§ **PROVIDED MATERIAL**:
☆ ☆ ☆ ☆ ☆ ☆ ☆
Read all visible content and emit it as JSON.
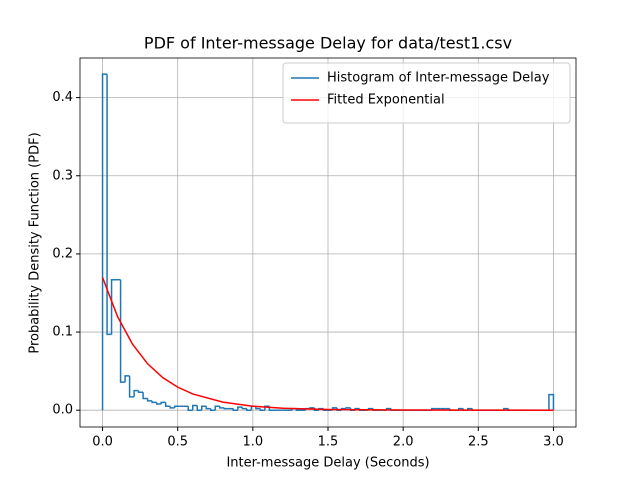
{
  "chart_data": {
    "type": "histogram",
    "title": "PDF of Inter-message Delay for data/test1.csv",
    "xlabel": "Inter-message Delay (Seconds)",
    "ylabel": "Probability Density Function (PDF)",
    "xlim": [
      -0.15,
      3.15
    ],
    "ylim": [
      -0.0215,
      0.4507
    ],
    "xticks": [
      {
        "value": 0,
        "label": "0.0"
      },
      {
        "value": 0.5,
        "label": "0.5"
      },
      {
        "value": 1,
        "label": "1.0"
      },
      {
        "value": 1.5,
        "label": "1.5"
      },
      {
        "value": 2,
        "label": "2.0"
      },
      {
        "value": 2.5,
        "label": "2.5"
      },
      {
        "value": 3,
        "label": "3.0"
      }
    ],
    "yticks": [
      {
        "value": 0,
        "label": "0.0"
      },
      {
        "value": 0.1,
        "label": "0.1"
      },
      {
        "value": 0.2,
        "label": "0.2"
      },
      {
        "value": 0.3,
        "label": "0.3"
      },
      {
        "value": 0.4,
        "label": "0.4"
      }
    ],
    "grid": true,
    "legend": "upper right",
    "series": [
      {
        "name": "Histogram of Inter-message Delay",
        "color": "#1f77b4",
        "bins": [
          0,
          0.03,
          0.06,
          0.09,
          0.12,
          0.15,
          0.18,
          0.21,
          0.24,
          0.27,
          0.3,
          0.33,
          0.36,
          0.39,
          0.42,
          0.45,
          0.48,
          0.51,
          0.54,
          0.57,
          0.6,
          0.63,
          0.66,
          0.69,
          0.72,
          0.75,
          0.78,
          0.81,
          0.84,
          0.87,
          0.9,
          0.93,
          0.96,
          0.99,
          1.02,
          1.05,
          1.08,
          1.11,
          1.14,
          1.17,
          1.2,
          1.23,
          1.26,
          1.29,
          1.32,
          1.35,
          1.38,
          1.41,
          1.44,
          1.47,
          1.5,
          1.53,
          1.56,
          1.59,
          1.62,
          1.65,
          1.68,
          1.71,
          1.74,
          1.77,
          1.8,
          1.83,
          1.86,
          1.89,
          1.92,
          1.95,
          1.98,
          2.01,
          2.04,
          2.07,
          2.1,
          2.13,
          2.16,
          2.19,
          2.22,
          2.25,
          2.28,
          2.31,
          2.34,
          2.37,
          2.4,
          2.43,
          2.46,
          2.49,
          2.52,
          2.55,
          2.58,
          2.61,
          2.64,
          2.67,
          2.7,
          2.73,
          2.76,
          2.79,
          2.82,
          2.85,
          2.88,
          2.91,
          2.94,
          2.97,
          3.0
        ],
        "values": [
          0.43,
          0.097,
          0.167,
          0.167,
          0.036,
          0.044,
          0.017,
          0.025,
          0.023,
          0.015,
          0.012,
          0.01,
          0.008,
          0.01,
          0.005,
          0.003,
          0.005,
          0.005,
          0.005,
          0,
          0.006,
          0,
          0.005,
          0.002,
          0,
          0.005,
          0.003,
          0.002,
          0.002,
          0,
          0.004,
          0.002,
          0,
          0.005,
          0.002,
          0,
          0.005,
          0,
          0,
          0,
          0,
          0,
          0.002,
          0,
          0,
          0.002,
          0.003,
          0,
          0.002,
          0,
          0,
          0.003,
          0,
          0.002,
          0.003,
          0,
          0.002,
          0,
          0,
          0.002,
          0,
          0,
          0,
          0.002,
          0,
          0,
          0,
          0,
          0,
          0,
          0,
          0,
          0,
          0.002,
          0.002,
          0.002,
          0.002,
          0,
          0,
          0.002,
          0,
          0.002,
          0,
          0,
          0,
          0,
          0,
          0,
          0,
          0.002,
          0,
          0,
          0,
          0,
          0,
          0,
          0,
          0,
          0,
          0.02
        ]
      },
      {
        "name": "Fitted Exponential",
        "color": "#ff0000",
        "type": "line",
        "x": [
          0,
          0.1,
          0.2,
          0.3,
          0.4,
          0.5,
          0.6,
          0.8,
          1.0,
          1.2,
          1.5,
          2.0,
          2.5,
          3.0
        ],
        "values": [
          0.17,
          0.1197,
          0.0843,
          0.0594,
          0.0418,
          0.0295,
          0.0208,
          0.0103,
          0.0051,
          0.0025,
          0.0009,
          0.0002,
          3e-05,
          0
        ]
      }
    ]
  }
}
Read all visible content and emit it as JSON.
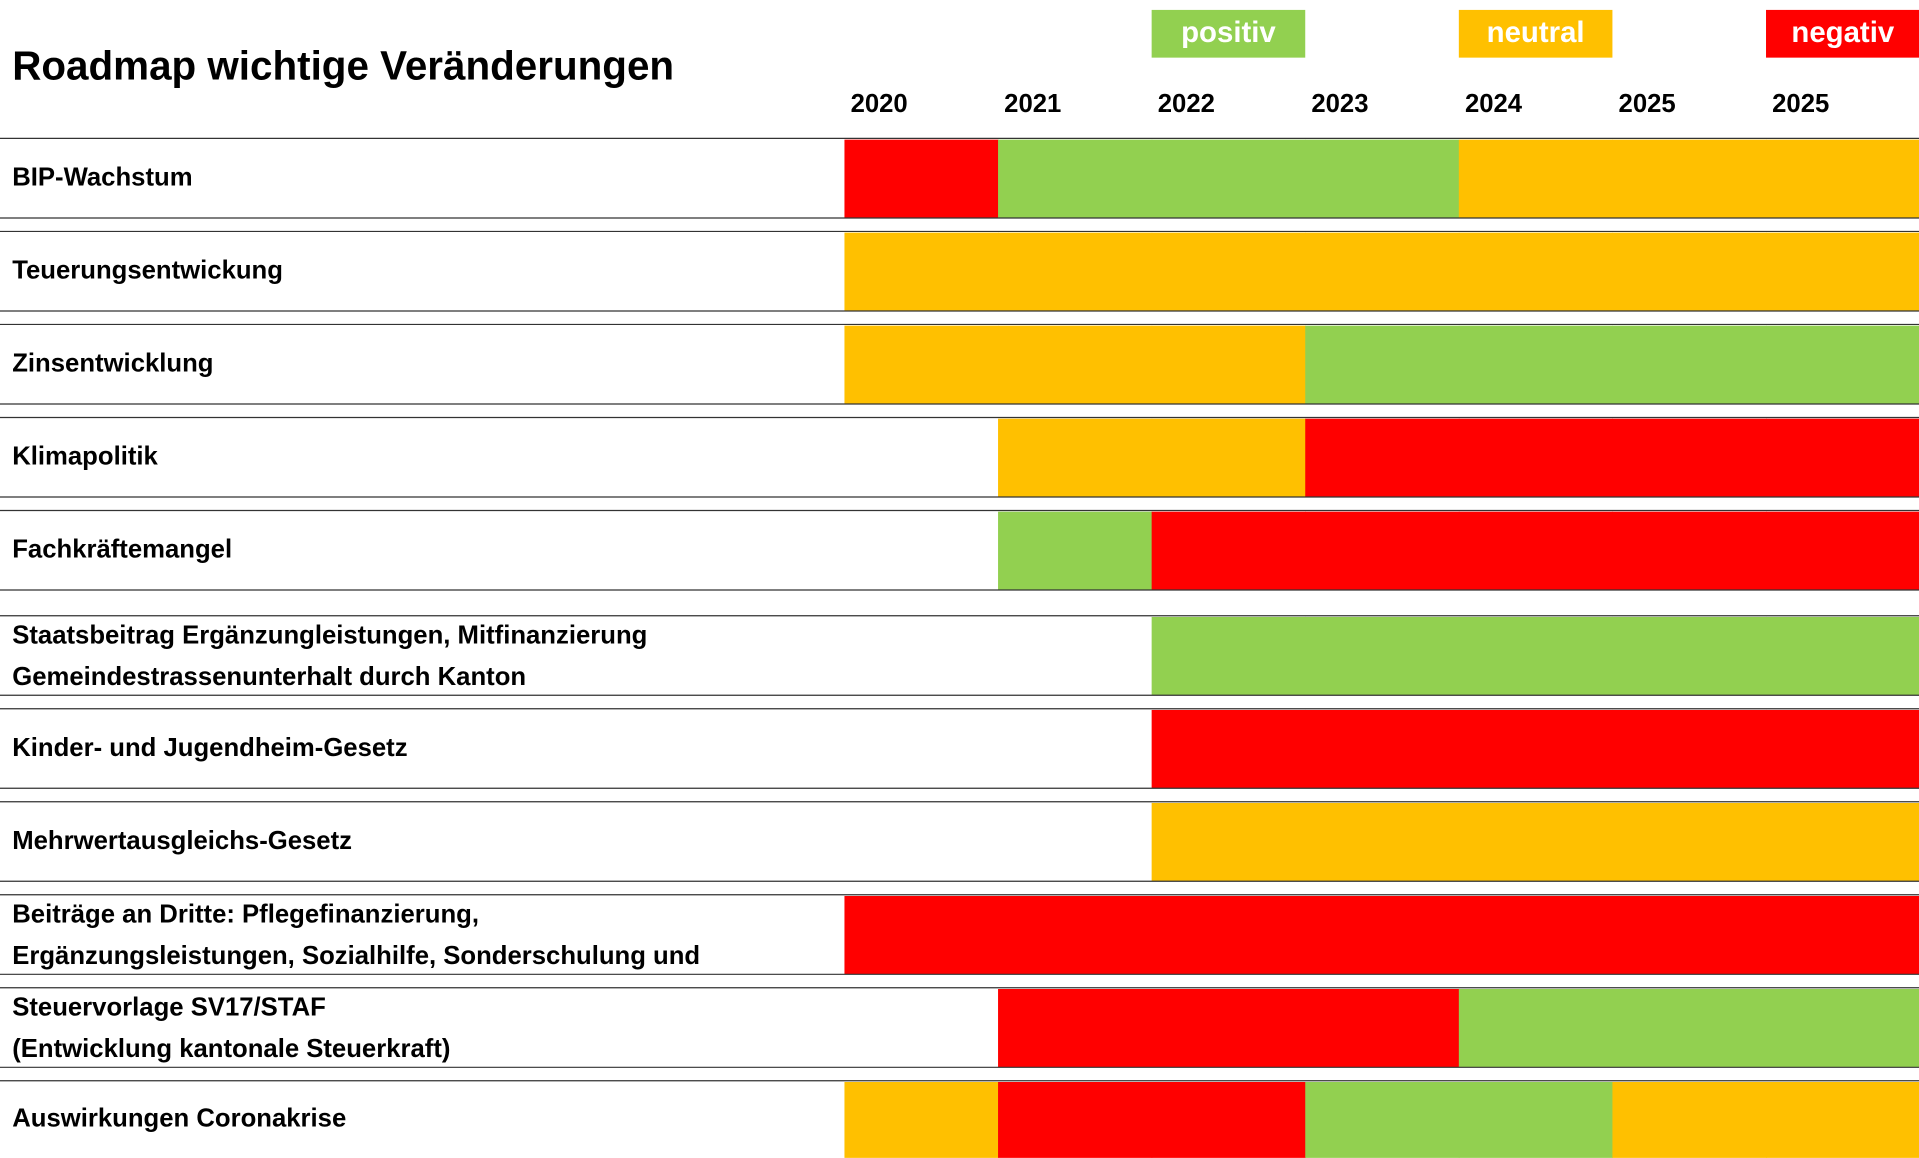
{
  "title": "Roadmap wichtige Veränderungen",
  "legend": [
    {
      "name": "positiv",
      "color": "#92d050"
    },
    {
      "name": "neutral",
      "color": "#ffc000"
    },
    {
      "name": "negativ",
      "color": "#ff0000"
    }
  ],
  "years": [
    "2020",
    "2021",
    "2022",
    "2023",
    "2024",
    "2025",
    "2025"
  ],
  "rows": [
    {
      "label": [
        "BIP-Wachstum"
      ],
      "cells": [
        "negativ",
        "positiv",
        "positiv",
        "positiv",
        "neutral",
        "neutral",
        "neutral"
      ]
    },
    {
      "label": [
        "Teuerungsentwickung"
      ],
      "cells": [
        "neutral",
        "neutral",
        "neutral",
        "neutral",
        "neutral",
        "neutral",
        "neutral"
      ]
    },
    {
      "label": [
        "Zinsentwicklung"
      ],
      "cells": [
        "neutral",
        "neutral",
        "neutral",
        "positiv",
        "positiv",
        "positiv",
        "positiv"
      ]
    },
    {
      "label": [
        "Klimapolitik"
      ],
      "cells": [
        null,
        "neutral",
        "neutral",
        "negativ",
        "negativ",
        "negativ",
        "negativ"
      ]
    },
    {
      "label": [
        "Fachkräftemangel"
      ],
      "cells": [
        null,
        "positiv",
        "negativ",
        "negativ",
        "negativ",
        "negativ",
        "negativ"
      ]
    },
    {
      "label": [
        "Staatsbeitrag Ergänzungleistungen, Mitfinanzierung",
        "Gemeindestrassenunterhalt durch Kanton"
      ],
      "cells": [
        null,
        null,
        "positiv",
        "positiv",
        "positiv",
        "positiv",
        "positiv"
      ]
    },
    {
      "label": [
        "Kinder- und Jugendheim-Gesetz"
      ],
      "cells": [
        null,
        null,
        "negativ",
        "negativ",
        "negativ",
        "negativ",
        "negativ"
      ]
    },
    {
      "label": [
        "Mehrwertausgleichs-Gesetz"
      ],
      "cells": [
        null,
        null,
        "neutral",
        "neutral",
        "neutral",
        "neutral",
        "neutral"
      ]
    },
    {
      "label": [
        "Beiträge an Dritte: Pflegefinanzierung,",
        "Ergänzungsleistungen, Sozialhilfe, Sonderschulung und"
      ],
      "cells": [
        "negativ",
        "negativ",
        "negativ",
        "negativ",
        "negativ",
        "negativ",
        "negativ"
      ]
    },
    {
      "label": [
        "Steuervorlage SV17/STAF",
        "(Entwicklung kantonale Steuerkraft)"
      ],
      "cells": [
        null,
        "negativ",
        "negativ",
        "negativ",
        "positiv",
        "positiv",
        "positiv"
      ]
    },
    {
      "label": [
        "Auswirkungen Coronakrise"
      ],
      "cells": [
        "neutral",
        "negativ",
        "negativ",
        "positiv",
        "positiv",
        "neutral",
        "neutral"
      ]
    }
  ]
}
☆ ☆ ☆ ☆ ☆ ☆ ☆
§ **DIRECTIONS**:
All of the entries above should be duplicated exactly, except for the pictures.

§ **SOLUTION**:
Read all visible content and emit it as JSON.
{
  "chart_data": {
    "type": "histogram",
    "title": "PDF of Inter-message Delay for data/test1.csv",
    "xlabel": "Inter-message Delay (Seconds)",
    "ylabel": "Probability Density Function (PDF)",
    "xlim": [
      -0.15,
      3.15
    ],
    "ylim": [
      -0.0215,
      0.4507
    ],
    "xticks": [
      {
        "value": 0,
        "label": "0.0"
      },
      {
        "value": 0.5,
        "label": "0.5"
      },
      {
        "value": 1,
        "label": "1.0"
      },
      {
        "value": 1.5,
        "label": "1.5"
      },
      {
        "value": 2,
        "label": "2.0"
      },
      {
        "value": 2.5,
        "label": "2.5"
      },
      {
        "value": 3,
        "label": "3.0"
      }
    ],
    "yticks": [
      {
        "value": 0,
        "label": "0.0"
      },
      {
        "value": 0.1,
        "label": "0.1"
      },
      {
        "value": 0.2,
        "label": "0.2"
      },
      {
        "value": 0.3,
        "label": "0.3"
      },
      {
        "value": 0.4,
        "label": "0.4"
      }
    ],
    "grid": true,
    "legend": "upper right",
    "series": [
      {
        "name": "Histogram of Inter-message Delay",
        "color": "#1f77b4",
        "bins": [
          0,
          0.03,
          0.06,
          0.09,
          0.12,
          0.15,
          0.18,
          0.21,
          0.24,
          0.27,
          0.3,
          0.33,
          0.36,
          0.39,
          0.42,
          0.45,
          0.48,
          0.51,
          0.54,
          0.57,
          0.6,
          0.63,
          0.66,
          0.69,
          0.72,
          0.75,
          0.78,
          0.81,
          0.84,
          0.87,
          0.9,
          0.93,
          0.96,
          0.99,
          1.02,
          1.05,
          1.08,
          1.11,
          1.14,
          1.17,
          1.2,
          1.23,
          1.26,
          1.29,
          1.32,
          1.35,
          1.38,
          1.41,
          1.44,
          1.47,
          1.5,
          1.53,
          1.56,
          1.59,
          1.62,
          1.65,
          1.68,
          1.71,
          1.74,
          1.77,
          1.8,
          1.83,
          1.86,
          1.89,
          1.92,
          1.95,
          1.98,
          2.01,
          2.04,
          2.07,
          2.1,
          2.13,
          2.16,
          2.19,
          2.22,
          2.25,
          2.28,
          2.31,
          2.34,
          2.37,
          2.4,
          2.43,
          2.46,
          2.49,
          2.52,
          2.55,
          2.58,
          2.61,
          2.64,
          2.67,
          2.7,
          2.73,
          2.76,
          2.79,
          2.82,
          2.85,
          2.88,
          2.91,
          2.94,
          2.97,
          3.0
        ],
        "values": [
          0.43,
          0.097,
          0.167,
          0.167,
          0.036,
          0.044,
          0.017,
          0.025,
          0.023,
          0.015,
          0.012,
          0.01,
          0.008,
          0.01,
          0.005,
          0.003,
          0.005,
          0.005,
          0.005,
          0,
          0.006,
          0,
          0.005,
          0.002,
          0,
          0.005,
          0.003,
          0.002,
          0.002,
          0,
          0.004,
          0.002,
          0,
          0.005,
          0.002,
          0,
          0.005,
          0,
          0,
          0,
          0,
          0,
          0.002,
          0,
          0,
          0.002,
          0.003,
          0,
          0.002,
          0,
          0,
          0.003,
          0,
          0.002,
          0.003,
          0,
          0.002,
          0,
          0,
          0.002,
          0,
          0,
          0,
          0.002,
          0,
          0,
          0,
          0,
          0,
          0,
          0,
          0,
          0,
          0.002,
          0.002,
          0.002,
          0.002,
          0,
          0,
          0.002,
          0,
          0.002,
          0,
          0,
          0,
          0,
          0,
          0,
          0,
          0.002,
          0,
          0,
          0,
          0,
          0,
          0,
          0,
          0,
          0,
          0.02
        ]
      },
      {
        "name": "Fitted Exponential",
        "color": "#ff0000",
        "type": "line",
        "x": [
          0,
          0.1,
          0.2,
          0.3,
          0.4,
          0.5,
          0.6,
          0.8,
          1.0,
          1.2,
          1.5,
          2.0,
          2.5,
          3.0
        ],
        "values": [
          0.17,
          0.1197,
          0.0843,
          0.0594,
          0.0418,
          0.0295,
          0.0208,
          0.0103,
          0.0051,
          0.0025,
          0.0009,
          0.0002,
          3e-05,
          0
        ]
      }
    ]
  }
}
Read all visible content and emit it as JSON.
{
  "title": "Roadmap wichtige Veränderungen",
  "legend": [
    {
      "name": "positiv",
      "color": "#92d050"
    },
    {
      "name": "neutral",
      "color": "#ffc000"
    },
    {
      "name": "negativ",
      "color": "#ff0000"
    }
  ],
  "years": [
    "2020",
    "2021",
    "2022",
    "2023",
    "2024",
    "2025",
    "2025"
  ],
  "rows": [
    {
      "label": [
        "BIP-Wachstum"
      ],
      "cells": [
        "negativ",
        "positiv",
        "positiv",
        "positiv",
        "neutral",
        "neutral",
        "neutral"
      ]
    },
    {
      "label": [
        "Teuerungsentwickung"
      ],
      "cells": [
        "neutral",
        "neutral",
        "neutral",
        "neutral",
        "neutral",
        "neutral",
        "neutral"
      ]
    },
    {
      "label": [
        "Zinsentwicklung"
      ],
      "cells": [
        "neutral",
        "neutral",
        "neutral",
        "positiv",
        "positiv",
        "positiv",
        "positiv"
      ]
    },
    {
      "label": [
        "Klimapolitik"
      ],
      "cells": [
        null,
        "neutral",
        "neutral",
        "negativ",
        "negativ",
        "negativ",
        "negativ"
      ]
    },
    {
      "label": [
        "Fachkräftemangel"
      ],
      "cells": [
        null,
        "positiv",
        "negativ",
        "negativ",
        "negativ",
        "negativ",
        "negativ"
      ]
    },
    {
      "label": [
        "Staatsbeitrag Ergänzungleistungen, Mitfinanzierung",
        "Gemeindestrassenunterhalt durch Kanton"
      ],
      "cells": [
        null,
        null,
        "positiv",
        "positiv",
        "positiv",
        "positiv",
        "positiv"
      ]
    },
    {
      "label": [
        "Kinder- und Jugendheim-Gesetz"
      ],
      "cells": [
        null,
        null,
        "negativ",
        "negativ",
        "negativ",
        "negativ",
        "negativ"
      ]
    },
    {
      "label": [
        "Mehrwertausgleichs-Gesetz"
      ],
      "cells": [
        null,
        null,
        "neutral",
        "neutral",
        "neutral",
        "neutral",
        "neutral"
      ]
    },
    {
      "label": [
        "Beiträge an Dritte: Pflegefinanzierung,",
        "Ergänzungsleistungen, Sozialhilfe, Sonderschulung und"
      ],
      "cells": [
        "negativ",
        "negativ",
        "negativ",
        "negativ",
        "negativ",
        "negativ",
        "negativ"
      ]
    },
    {
      "label": [
        "Steuervorlage SV17/STAF",
        "(Entwicklung kantonale Steuerkraft)"
      ],
      "cells": [
        null,
        "negativ",
        "negativ",
        "negativ",
        "positiv",
        "positiv",
        "positiv"
      ]
    },
    {
      "label": [
        "Auswirkungen Coronakrise"
      ],
      "cells": [
        "neutral",
        "negativ",
        "negativ",
        "positiv",
        "positiv",
        "neutral",
        "neutral"
      ]
    }
  ]
}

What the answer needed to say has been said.